> _WHAT THIS TASK INVOLVES_
From the entries below, copy every line holding the word "фактора".

> _STORED ROWS_
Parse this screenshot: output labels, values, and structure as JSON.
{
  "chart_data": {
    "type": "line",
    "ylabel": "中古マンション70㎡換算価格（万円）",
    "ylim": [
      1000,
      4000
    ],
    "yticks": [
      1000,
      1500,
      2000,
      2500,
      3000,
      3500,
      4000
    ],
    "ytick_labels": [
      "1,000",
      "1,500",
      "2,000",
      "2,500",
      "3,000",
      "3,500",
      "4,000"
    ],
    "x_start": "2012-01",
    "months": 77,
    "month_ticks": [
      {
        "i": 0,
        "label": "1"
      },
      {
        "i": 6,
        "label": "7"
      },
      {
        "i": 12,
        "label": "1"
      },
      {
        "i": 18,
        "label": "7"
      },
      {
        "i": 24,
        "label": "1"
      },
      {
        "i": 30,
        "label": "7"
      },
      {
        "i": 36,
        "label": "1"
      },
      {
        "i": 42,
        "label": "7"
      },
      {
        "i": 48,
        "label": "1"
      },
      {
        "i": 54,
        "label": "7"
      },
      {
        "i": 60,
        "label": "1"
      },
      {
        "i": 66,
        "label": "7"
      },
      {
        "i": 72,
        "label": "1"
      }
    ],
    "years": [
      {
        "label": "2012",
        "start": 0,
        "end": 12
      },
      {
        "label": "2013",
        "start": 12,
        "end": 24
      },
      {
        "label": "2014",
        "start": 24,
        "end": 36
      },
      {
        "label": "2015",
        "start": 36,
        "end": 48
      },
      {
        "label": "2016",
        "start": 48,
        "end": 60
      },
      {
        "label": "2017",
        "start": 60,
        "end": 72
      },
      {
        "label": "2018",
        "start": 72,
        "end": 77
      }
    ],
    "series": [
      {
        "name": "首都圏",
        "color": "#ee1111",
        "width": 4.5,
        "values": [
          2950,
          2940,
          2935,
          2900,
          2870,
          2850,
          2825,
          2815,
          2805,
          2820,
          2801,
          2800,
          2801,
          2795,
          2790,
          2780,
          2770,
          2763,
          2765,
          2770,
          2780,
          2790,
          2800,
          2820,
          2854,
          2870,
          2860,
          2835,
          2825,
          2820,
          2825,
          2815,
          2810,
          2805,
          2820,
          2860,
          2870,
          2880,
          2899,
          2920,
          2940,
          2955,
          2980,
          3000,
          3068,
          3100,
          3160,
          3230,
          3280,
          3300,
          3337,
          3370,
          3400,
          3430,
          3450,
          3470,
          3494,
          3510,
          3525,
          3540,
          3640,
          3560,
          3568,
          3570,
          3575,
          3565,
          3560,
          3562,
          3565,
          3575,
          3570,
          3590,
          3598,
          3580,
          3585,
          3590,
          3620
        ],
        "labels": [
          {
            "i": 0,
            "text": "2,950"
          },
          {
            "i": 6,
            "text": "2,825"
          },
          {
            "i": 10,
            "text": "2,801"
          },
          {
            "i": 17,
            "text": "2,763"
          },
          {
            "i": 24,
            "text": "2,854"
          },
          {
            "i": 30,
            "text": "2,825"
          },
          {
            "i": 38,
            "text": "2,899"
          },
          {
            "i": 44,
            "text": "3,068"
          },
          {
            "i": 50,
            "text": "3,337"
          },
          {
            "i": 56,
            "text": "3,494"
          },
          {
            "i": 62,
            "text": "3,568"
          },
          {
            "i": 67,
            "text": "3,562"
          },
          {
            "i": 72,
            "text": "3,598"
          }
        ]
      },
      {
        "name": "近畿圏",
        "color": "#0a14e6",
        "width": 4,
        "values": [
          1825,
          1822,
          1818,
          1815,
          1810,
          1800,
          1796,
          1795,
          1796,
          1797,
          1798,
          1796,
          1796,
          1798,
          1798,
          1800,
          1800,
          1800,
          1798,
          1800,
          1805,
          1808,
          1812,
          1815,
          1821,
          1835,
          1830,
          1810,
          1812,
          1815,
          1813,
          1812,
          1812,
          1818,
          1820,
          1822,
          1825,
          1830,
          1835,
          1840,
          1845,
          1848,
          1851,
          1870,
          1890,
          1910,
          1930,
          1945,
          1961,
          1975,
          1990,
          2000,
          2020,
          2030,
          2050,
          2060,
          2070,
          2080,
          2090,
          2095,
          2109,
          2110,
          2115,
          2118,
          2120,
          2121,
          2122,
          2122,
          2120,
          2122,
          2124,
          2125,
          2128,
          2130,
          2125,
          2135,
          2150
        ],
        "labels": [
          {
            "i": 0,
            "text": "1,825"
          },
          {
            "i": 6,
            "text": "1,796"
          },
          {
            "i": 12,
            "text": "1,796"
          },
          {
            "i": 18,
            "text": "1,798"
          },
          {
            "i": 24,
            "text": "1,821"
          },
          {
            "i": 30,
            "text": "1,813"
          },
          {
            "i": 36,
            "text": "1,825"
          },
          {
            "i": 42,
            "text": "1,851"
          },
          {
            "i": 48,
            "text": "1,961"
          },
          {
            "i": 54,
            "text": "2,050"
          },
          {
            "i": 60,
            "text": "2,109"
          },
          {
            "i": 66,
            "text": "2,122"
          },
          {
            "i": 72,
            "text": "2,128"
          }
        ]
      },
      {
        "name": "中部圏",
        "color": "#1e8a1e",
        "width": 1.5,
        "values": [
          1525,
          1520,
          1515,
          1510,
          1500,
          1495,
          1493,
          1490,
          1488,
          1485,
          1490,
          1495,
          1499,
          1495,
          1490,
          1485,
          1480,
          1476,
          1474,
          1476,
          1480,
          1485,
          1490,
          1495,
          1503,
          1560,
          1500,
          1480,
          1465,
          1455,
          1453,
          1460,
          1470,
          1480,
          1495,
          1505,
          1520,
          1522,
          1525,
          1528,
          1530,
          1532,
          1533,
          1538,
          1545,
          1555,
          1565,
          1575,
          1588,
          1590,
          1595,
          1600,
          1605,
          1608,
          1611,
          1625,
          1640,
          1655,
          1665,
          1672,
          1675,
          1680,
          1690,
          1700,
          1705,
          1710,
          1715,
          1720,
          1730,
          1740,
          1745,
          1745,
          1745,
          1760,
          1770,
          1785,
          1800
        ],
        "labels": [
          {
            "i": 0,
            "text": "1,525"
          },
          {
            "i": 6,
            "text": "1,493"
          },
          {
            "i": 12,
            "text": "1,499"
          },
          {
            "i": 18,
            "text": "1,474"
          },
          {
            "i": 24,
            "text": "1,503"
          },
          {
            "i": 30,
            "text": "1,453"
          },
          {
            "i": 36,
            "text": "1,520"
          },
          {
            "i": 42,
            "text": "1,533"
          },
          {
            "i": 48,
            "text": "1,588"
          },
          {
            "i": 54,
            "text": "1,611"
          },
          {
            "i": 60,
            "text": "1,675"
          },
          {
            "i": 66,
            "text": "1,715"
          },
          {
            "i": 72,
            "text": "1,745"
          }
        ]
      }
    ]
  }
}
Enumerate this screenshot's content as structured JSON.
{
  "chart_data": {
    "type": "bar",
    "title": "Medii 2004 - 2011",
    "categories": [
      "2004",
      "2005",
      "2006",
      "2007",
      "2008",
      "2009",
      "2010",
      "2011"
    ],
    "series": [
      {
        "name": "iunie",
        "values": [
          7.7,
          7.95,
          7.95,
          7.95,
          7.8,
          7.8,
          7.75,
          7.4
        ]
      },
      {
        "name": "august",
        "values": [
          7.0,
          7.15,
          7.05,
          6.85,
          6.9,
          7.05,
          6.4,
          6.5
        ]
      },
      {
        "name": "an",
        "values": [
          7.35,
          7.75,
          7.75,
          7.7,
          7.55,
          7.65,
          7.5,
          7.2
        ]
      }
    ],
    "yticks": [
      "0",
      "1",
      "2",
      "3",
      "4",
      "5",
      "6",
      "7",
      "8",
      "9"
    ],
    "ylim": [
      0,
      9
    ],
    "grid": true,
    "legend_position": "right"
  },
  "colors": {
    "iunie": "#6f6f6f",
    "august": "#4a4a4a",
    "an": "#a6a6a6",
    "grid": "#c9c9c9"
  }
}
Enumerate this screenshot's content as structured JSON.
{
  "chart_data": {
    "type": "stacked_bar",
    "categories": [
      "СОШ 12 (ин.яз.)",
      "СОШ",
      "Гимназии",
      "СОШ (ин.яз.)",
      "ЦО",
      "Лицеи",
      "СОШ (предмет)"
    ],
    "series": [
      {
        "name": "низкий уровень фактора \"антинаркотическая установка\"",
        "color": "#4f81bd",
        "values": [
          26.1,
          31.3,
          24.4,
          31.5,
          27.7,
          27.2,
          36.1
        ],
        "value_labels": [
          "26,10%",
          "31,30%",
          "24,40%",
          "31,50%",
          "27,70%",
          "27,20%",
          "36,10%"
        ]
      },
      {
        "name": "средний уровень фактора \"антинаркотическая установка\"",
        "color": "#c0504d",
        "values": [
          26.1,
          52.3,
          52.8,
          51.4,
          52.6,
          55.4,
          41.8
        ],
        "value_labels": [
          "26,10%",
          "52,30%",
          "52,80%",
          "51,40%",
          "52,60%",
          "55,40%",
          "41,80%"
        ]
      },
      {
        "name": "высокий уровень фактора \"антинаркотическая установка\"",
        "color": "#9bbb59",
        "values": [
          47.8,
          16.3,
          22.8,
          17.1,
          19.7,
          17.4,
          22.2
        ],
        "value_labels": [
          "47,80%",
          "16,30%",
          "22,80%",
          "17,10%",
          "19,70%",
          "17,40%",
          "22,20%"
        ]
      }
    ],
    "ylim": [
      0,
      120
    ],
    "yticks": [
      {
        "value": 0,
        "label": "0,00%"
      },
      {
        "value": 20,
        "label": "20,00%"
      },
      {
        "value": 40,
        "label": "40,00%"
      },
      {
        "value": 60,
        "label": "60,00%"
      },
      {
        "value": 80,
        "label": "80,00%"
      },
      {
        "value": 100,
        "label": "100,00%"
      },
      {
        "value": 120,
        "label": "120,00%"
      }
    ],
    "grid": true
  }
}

> _EXPECTED ANSWER_
        "name": "низкий уровень фактора \"антинаркотическая установка\"",
        "name": "средний уровень фактора \"антинаркотическая установка\"",
        "name": "высокий уровень фактора \"антинаркотическая установка\"",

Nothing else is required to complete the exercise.